**PROVIDED RECORDS**
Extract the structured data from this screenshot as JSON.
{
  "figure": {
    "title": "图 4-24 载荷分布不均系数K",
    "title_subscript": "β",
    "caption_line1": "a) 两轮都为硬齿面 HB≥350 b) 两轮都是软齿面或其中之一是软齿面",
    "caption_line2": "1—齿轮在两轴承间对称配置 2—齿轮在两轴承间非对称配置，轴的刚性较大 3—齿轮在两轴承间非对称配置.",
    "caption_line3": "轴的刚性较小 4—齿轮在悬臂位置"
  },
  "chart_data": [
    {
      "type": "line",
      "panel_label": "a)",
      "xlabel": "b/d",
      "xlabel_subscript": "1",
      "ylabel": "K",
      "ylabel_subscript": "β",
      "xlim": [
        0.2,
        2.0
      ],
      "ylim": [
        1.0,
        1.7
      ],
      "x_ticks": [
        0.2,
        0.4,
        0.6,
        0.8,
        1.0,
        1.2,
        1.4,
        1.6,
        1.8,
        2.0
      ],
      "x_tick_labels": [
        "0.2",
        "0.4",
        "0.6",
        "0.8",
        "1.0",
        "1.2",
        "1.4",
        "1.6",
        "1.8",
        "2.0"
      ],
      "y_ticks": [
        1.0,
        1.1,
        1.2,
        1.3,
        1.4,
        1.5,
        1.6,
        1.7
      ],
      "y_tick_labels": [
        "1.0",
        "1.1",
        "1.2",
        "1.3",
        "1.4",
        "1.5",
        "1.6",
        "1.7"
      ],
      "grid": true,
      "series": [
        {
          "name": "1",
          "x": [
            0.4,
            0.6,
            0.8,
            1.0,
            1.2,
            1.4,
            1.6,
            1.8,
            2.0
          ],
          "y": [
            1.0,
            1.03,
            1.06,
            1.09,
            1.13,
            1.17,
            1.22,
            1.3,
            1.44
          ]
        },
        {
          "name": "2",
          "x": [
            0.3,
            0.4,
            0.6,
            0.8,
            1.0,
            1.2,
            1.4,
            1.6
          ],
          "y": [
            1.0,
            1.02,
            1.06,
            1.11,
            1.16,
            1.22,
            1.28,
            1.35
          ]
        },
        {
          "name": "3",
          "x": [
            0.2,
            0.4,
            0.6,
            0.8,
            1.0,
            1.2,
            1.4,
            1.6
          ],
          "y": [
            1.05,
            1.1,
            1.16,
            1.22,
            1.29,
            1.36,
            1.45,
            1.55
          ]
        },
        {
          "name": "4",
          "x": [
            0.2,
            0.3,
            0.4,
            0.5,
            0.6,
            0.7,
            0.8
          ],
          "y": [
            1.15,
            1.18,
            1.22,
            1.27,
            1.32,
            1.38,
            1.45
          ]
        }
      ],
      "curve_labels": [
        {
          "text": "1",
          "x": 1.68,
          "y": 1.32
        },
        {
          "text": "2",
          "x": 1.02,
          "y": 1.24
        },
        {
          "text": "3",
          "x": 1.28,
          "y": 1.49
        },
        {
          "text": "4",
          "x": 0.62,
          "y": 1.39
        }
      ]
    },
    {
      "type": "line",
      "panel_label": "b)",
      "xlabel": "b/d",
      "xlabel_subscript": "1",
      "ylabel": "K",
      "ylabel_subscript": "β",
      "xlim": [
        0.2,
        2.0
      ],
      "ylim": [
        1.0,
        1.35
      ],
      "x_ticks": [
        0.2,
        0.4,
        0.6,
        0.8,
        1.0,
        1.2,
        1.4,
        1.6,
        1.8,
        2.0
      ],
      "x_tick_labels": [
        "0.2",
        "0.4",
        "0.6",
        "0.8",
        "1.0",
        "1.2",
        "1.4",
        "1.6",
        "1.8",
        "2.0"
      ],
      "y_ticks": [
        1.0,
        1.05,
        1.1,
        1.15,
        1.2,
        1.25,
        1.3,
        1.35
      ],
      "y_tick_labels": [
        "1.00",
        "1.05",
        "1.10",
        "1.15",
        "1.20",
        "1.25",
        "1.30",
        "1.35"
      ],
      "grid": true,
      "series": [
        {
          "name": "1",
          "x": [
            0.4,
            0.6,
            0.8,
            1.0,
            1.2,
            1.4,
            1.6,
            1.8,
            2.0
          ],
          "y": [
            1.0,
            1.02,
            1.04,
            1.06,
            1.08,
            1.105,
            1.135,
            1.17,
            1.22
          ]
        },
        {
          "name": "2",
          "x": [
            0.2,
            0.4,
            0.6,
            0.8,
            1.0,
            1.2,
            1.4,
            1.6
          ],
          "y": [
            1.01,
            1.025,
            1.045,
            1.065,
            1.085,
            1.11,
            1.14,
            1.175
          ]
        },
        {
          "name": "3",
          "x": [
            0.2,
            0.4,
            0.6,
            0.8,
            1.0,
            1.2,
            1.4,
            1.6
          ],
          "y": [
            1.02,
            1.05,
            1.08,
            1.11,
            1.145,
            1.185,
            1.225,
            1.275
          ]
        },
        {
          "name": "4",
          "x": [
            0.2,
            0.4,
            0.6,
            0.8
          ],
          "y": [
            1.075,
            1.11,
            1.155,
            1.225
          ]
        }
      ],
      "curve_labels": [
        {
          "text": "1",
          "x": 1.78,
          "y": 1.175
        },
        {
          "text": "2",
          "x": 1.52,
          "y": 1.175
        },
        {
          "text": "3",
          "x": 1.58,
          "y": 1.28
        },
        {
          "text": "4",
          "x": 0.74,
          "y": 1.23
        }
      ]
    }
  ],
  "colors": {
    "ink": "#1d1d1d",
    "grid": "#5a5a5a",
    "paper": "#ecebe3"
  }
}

**THE TASK**
Write out all the data again, exactly as it appears.

**TASK RESULT**
Extract the structured data from this screenshot as JSON.
{
  "figure": {
    "title": "图 4-24 载荷分布不均系数K",
    "title_subscript": "β",
    "caption_line1": "a) 两轮都为硬齿面 HB≥350 b) 两轮都是软齿面或其中之一是软齿面",
    "caption_line2": "1—齿轮在两轴承间对称配置 2—齿轮在两轴承间非对称配置，轴的刚性较大 3—齿轮在两轴承间非对称配置.",
    "caption_line3": "轴的刚性较小 4—齿轮在悬臂位置"
  },
  "chart_data": [
    {
      "type": "line",
      "panel_label": "a)",
      "xlabel": "b/d",
      "xlabel_subscript": "1",
      "ylabel": "K",
      "ylabel_subscript": "β",
      "xlim": [
        0.2,
        2.0
      ],
      "ylim": [
        1.0,
        1.7
      ],
      "x_ticks": [
        0.2,
        0.4,
        0.6,
        0.8,
        1.0,
        1.2,
        1.4,
        1.6,
        1.8,
        2.0
      ],
      "x_tick_labels": [
        "0.2",
        "0.4",
        "0.6",
        "0.8",
        "1.0",
        "1.2",
        "1.4",
        "1.6",
        "1.8",
        "2.0"
      ],
      "y_ticks": [
        1.0,
        1.1,
        1.2,
        1.3,
        1.4,
        1.5,
        1.6,
        1.7
      ],
      "y_tick_labels": [
        "1.0",
        "1.1",
        "1.2",
        "1.3",
        "1.4",
        "1.5",
        "1.6",
        "1.7"
      ],
      "grid": true,
      "series": [
        {
          "name": "1",
          "x": [
            0.4,
            0.6,
            0.8,
            1.0,
            1.2,
            1.4,
            1.6,
            1.8,
            2.0
          ],
          "y": [
            1.0,
            1.03,
            1.06,
            1.09,
            1.13,
            1.17,
            1.22,
            1.3,
            1.44
          ]
        },
        {
          "name": "2",
          "x": [
            0.3,
            0.4,
            0.6,
            0.8,
            1.0,
            1.2,
            1.4,
            1.6
          ],
          "y": [
            1.0,
            1.02,
            1.06,
            1.11,
            1.16,
            1.22,
            1.28,
            1.35
          ]
        },
        {
          "name": "3",
          "x": [
            0.2,
            0.4,
            0.6,
            0.8,
            1.0,
            1.2,
            1.4,
            1.6
          ],
          "y": [
            1.05,
            1.1,
            1.16,
            1.22,
            1.29,
            1.36,
            1.45,
            1.55
          ]
        },
        {
          "name": "4",
          "x": [
            0.2,
            0.3,
            0.4,
            0.5,
            0.6,
            0.7,
            0.8
          ],
          "y": [
            1.15,
            1.18,
            1.22,
            1.27,
            1.32,
            1.38,
            1.45
          ]
        }
      ],
      "curve_labels": [
        {
          "text": "1",
          "x": 1.68,
          "y": 1.32
        },
        {
          "text": "2",
          "x": 1.02,
          "y": 1.24
        },
        {
          "text": "3",
          "x": 1.28,
          "y": 1.49
        },
        {
          "text": "4",
          "x": 0.62,
          "y": 1.39
        }
      ]
    },
    {
      "type": "line",
      "panel_label": "b)",
      "xlabel": "b/d",
      "xlabel_subscript": "1",
      "ylabel": "K",
      "ylabel_subscript": "β",
      "xlim": [
        0.2,
        2.0
      ],
      "ylim": [
        1.0,
        1.35
      ],
      "x_ticks": [
        0.2,
        0.4,
        0.6,
        0.8,
        1.0,
        1.2,
        1.4,
        1.6,
        1.8,
        2.0
      ],
      "x_tick_labels": [
        "0.2",
        "0.4",
        "0.6",
        "0.8",
        "1.0",
        "1.2",
        "1.4",
        "1.6",
        "1.8",
        "2.0"
      ],
      "y_ticks": [
        1.0,
        1.05,
        1.1,
        1.15,
        1.2,
        1.25,
        1.3,
        1.35
      ],
      "y_tick_labels": [
        "1.00",
        "1.05",
        "1.10",
        "1.15",
        "1.20",
        "1.25",
        "1.30",
        "1.35"
      ],
      "grid": true,
      "series": [
        {
          "name": "1",
          "x": [
            0.4,
            0.6,
            0.8,
            1.0,
            1.2,
            1.4,
            1.6,
            1.8,
            2.0
          ],
          "y": [
            1.0,
            1.02,
            1.04,
            1.06,
            1.08,
            1.105,
            1.135,
            1.17,
            1.22
          ]
        },
        {
          "name": "2",
          "x": [
            0.2,
            0.4,
            0.6,
            0.8,
            1.0,
            1.2,
            1.4,
            1.6
          ],
          "y": [
            1.01,
            1.025,
            1.045,
            1.065,
            1.085,
            1.11,
            1.14,
            1.175
          ]
        },
        {
          "name": "3",
          "x": [
            0.2,
            0.4,
            0.6,
            0.8,
            1.0,
            1.2,
            1.4,
            1.6
          ],
          "y": [
            1.02,
            1.05,
            1.08,
            1.11,
            1.145,
            1.185,
            1.225,
            1.275
          ]
        },
        {
          "name": "4",
          "x": [
            0.2,
            0.4,
            0.6,
            0.8
          ],
          "y": [
            1.075,
            1.11,
            1.155,
            1.225
          ]
        }
      ],
      "curve_labels": [
        {
          "text": "1",
          "x": 1.78,
          "y": 1.175
        },
        {
          "text": "2",
          "x": 1.52,
          "y": 1.175
        },
        {
          "text": "3",
          "x": 1.58,
          "y": 1.28
        },
        {
          "text": "4",
          "x": 0.74,
          "y": 1.23
        }
      ]
    }
  ],
  "colors": {
    "ink": "#1d1d1d",
    "grid": "#5a5a5a",
    "paper": "#ecebe3"
  }
}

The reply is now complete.